(Some records)
▬▬▬▬▬▬▬▬▬▬

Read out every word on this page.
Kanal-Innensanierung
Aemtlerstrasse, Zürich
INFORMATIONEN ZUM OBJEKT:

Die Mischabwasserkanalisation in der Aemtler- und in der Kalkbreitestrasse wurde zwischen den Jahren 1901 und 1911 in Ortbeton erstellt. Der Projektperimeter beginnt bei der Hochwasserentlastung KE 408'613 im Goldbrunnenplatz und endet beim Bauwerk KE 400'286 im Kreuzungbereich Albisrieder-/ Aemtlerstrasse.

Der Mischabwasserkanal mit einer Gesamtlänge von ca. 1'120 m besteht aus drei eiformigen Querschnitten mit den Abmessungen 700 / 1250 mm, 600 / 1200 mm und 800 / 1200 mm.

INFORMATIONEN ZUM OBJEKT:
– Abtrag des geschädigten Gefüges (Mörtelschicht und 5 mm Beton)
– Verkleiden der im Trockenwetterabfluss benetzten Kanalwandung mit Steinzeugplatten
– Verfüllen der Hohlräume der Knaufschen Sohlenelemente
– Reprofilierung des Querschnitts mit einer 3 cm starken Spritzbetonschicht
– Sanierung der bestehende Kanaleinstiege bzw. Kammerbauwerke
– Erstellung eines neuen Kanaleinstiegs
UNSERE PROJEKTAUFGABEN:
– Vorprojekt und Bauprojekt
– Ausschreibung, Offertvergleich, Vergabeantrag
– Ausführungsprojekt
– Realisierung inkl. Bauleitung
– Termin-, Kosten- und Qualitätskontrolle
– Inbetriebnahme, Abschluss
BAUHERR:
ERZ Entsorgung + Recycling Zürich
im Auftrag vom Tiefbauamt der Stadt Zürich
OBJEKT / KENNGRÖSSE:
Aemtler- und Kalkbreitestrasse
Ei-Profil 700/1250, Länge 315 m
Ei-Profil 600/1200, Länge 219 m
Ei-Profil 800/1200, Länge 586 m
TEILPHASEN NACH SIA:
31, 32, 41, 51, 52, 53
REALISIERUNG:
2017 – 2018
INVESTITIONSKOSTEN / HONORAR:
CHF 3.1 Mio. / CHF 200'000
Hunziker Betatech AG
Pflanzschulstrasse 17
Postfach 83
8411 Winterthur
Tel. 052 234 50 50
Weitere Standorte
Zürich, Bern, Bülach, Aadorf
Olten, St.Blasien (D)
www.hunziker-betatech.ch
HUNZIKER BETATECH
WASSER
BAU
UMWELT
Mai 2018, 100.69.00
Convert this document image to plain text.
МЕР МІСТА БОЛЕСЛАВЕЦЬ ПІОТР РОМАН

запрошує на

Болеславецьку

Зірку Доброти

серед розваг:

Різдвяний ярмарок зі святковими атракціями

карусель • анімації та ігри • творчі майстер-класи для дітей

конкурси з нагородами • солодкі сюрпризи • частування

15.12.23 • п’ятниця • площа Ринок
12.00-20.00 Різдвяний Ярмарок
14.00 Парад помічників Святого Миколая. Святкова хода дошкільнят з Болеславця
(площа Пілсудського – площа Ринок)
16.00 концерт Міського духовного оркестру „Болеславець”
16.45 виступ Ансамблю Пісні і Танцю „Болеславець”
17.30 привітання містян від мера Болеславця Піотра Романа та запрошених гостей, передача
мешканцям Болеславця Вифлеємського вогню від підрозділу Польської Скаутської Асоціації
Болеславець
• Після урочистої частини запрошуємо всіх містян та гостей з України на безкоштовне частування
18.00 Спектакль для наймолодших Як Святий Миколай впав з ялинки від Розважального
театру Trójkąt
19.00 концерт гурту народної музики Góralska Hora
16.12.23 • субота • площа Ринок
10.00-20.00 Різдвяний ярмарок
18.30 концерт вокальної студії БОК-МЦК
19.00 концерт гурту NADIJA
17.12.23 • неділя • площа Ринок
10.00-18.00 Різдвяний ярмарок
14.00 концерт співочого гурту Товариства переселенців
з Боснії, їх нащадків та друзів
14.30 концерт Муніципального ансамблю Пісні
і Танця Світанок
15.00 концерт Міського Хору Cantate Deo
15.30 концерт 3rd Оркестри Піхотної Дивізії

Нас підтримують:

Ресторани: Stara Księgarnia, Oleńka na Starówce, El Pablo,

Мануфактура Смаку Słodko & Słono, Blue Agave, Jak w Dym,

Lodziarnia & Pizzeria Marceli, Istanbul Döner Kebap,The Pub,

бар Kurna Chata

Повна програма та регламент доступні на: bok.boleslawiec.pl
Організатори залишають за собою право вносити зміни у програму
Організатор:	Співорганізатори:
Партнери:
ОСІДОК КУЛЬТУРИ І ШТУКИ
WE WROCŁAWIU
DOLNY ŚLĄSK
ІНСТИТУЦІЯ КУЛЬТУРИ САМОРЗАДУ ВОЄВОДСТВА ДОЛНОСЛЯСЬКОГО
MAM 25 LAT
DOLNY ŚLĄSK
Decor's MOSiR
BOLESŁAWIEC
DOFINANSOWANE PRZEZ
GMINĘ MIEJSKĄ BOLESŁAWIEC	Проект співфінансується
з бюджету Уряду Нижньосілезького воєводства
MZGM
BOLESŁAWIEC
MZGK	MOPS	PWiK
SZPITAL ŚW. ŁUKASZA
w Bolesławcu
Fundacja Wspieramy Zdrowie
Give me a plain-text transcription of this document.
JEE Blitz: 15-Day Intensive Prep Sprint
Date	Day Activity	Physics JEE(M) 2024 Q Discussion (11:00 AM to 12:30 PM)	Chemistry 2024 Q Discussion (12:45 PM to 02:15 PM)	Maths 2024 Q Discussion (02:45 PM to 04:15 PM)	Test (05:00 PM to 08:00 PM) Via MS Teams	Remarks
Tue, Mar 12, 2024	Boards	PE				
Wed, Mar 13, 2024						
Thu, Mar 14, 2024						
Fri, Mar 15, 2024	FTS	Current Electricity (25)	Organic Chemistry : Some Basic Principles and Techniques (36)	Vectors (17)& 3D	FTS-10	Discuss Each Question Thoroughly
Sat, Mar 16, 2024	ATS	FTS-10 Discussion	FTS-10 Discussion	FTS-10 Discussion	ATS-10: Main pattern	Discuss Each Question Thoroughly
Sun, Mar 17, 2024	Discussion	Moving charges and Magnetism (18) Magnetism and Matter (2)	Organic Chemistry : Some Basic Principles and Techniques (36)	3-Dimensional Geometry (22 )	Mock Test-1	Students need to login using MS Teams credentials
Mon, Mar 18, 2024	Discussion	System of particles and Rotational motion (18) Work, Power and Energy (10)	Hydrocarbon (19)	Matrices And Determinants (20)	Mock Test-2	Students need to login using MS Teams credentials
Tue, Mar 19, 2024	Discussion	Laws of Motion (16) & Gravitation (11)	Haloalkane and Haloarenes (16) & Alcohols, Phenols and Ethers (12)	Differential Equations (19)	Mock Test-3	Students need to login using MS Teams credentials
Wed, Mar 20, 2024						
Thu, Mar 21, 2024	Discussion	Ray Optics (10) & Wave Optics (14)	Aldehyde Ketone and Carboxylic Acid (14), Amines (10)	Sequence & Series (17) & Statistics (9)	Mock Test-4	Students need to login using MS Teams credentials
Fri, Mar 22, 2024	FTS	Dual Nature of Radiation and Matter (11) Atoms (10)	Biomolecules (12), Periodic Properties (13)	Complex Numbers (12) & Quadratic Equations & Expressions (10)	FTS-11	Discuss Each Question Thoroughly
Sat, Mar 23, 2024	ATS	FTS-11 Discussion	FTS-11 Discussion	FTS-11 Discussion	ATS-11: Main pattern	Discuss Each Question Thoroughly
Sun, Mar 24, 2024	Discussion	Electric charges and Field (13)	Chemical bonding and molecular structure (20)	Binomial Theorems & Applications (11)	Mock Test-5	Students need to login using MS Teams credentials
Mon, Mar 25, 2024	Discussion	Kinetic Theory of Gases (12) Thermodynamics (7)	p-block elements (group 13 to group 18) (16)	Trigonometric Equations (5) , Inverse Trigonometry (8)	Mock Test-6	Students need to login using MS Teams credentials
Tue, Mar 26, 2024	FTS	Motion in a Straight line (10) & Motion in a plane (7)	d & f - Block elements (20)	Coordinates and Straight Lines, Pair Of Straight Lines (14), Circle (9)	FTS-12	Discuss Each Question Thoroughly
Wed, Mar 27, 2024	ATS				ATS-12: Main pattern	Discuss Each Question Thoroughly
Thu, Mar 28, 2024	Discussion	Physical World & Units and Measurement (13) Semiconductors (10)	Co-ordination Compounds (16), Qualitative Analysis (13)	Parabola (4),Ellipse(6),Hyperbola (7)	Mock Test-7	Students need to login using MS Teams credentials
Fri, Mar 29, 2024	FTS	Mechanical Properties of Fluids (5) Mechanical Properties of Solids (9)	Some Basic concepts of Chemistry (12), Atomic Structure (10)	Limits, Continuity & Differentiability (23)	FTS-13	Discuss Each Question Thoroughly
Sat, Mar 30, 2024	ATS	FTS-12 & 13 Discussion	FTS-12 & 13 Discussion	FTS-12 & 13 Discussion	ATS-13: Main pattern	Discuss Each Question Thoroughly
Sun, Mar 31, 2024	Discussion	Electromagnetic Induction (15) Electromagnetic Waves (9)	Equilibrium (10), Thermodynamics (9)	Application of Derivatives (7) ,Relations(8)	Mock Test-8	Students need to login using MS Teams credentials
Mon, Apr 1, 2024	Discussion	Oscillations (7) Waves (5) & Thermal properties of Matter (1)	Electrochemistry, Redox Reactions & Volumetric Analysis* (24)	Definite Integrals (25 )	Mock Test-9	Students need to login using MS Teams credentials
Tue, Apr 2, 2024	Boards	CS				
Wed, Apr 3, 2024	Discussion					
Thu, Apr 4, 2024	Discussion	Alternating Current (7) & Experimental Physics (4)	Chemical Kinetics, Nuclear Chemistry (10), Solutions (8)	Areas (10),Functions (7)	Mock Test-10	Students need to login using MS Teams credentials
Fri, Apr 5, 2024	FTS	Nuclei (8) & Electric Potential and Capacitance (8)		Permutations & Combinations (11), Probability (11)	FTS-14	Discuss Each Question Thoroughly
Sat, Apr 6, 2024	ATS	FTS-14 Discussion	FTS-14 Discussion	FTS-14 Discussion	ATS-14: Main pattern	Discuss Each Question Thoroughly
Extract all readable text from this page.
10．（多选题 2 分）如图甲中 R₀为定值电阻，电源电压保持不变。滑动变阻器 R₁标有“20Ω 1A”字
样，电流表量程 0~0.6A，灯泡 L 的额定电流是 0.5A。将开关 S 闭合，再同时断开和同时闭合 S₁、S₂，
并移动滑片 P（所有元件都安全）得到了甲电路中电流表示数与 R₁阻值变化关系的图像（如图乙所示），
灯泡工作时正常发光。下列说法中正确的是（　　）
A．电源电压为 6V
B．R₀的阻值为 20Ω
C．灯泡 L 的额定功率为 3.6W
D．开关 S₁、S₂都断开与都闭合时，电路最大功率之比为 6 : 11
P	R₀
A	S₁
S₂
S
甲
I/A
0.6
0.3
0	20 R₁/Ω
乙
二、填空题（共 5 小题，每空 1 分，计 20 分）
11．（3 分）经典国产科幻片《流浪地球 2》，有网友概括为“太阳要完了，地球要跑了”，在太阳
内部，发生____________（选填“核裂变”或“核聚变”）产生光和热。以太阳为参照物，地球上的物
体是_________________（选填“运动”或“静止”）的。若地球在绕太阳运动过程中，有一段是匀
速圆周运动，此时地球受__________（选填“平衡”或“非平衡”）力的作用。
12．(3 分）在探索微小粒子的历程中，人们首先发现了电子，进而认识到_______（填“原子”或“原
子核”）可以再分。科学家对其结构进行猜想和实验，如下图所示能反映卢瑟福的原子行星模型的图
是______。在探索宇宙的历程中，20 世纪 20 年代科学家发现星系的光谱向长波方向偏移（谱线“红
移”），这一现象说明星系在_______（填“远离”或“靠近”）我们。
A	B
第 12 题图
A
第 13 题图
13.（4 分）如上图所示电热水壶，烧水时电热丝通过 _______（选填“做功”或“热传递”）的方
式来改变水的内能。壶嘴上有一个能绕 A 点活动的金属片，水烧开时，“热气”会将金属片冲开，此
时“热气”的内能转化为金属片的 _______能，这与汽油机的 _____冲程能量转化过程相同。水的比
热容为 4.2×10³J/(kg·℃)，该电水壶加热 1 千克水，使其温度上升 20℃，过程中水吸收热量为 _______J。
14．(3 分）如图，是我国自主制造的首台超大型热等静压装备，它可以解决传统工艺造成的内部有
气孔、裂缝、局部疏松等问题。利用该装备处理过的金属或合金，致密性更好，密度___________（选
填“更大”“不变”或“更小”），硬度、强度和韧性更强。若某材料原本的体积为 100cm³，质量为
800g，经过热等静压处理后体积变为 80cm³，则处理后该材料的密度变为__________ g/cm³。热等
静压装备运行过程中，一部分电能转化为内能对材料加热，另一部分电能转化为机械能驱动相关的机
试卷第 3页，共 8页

▬▬▬▬▬▬▬▬▬▬

• Requirement: Extract every line above that contains the word "charges".

• Expected answer:
Sun, Mar 17, 2024	Discussion	Moving charges and Magnetism (18) Magnetism and Matter (2)	Organic Chemistry : Some Basic Principles and Techniques (36)	3-Dimensional Geometry (22 )	Mock Test-1	Students need to login using MS Teams credentials
Sun, Mar 24, 2024	Discussion	Electric charges and Field (13)	Chemical bonding and molecular structure (20)	Binomial Theorems & Applications (11)	Mock Test-5	Students need to login using MS Teams credentials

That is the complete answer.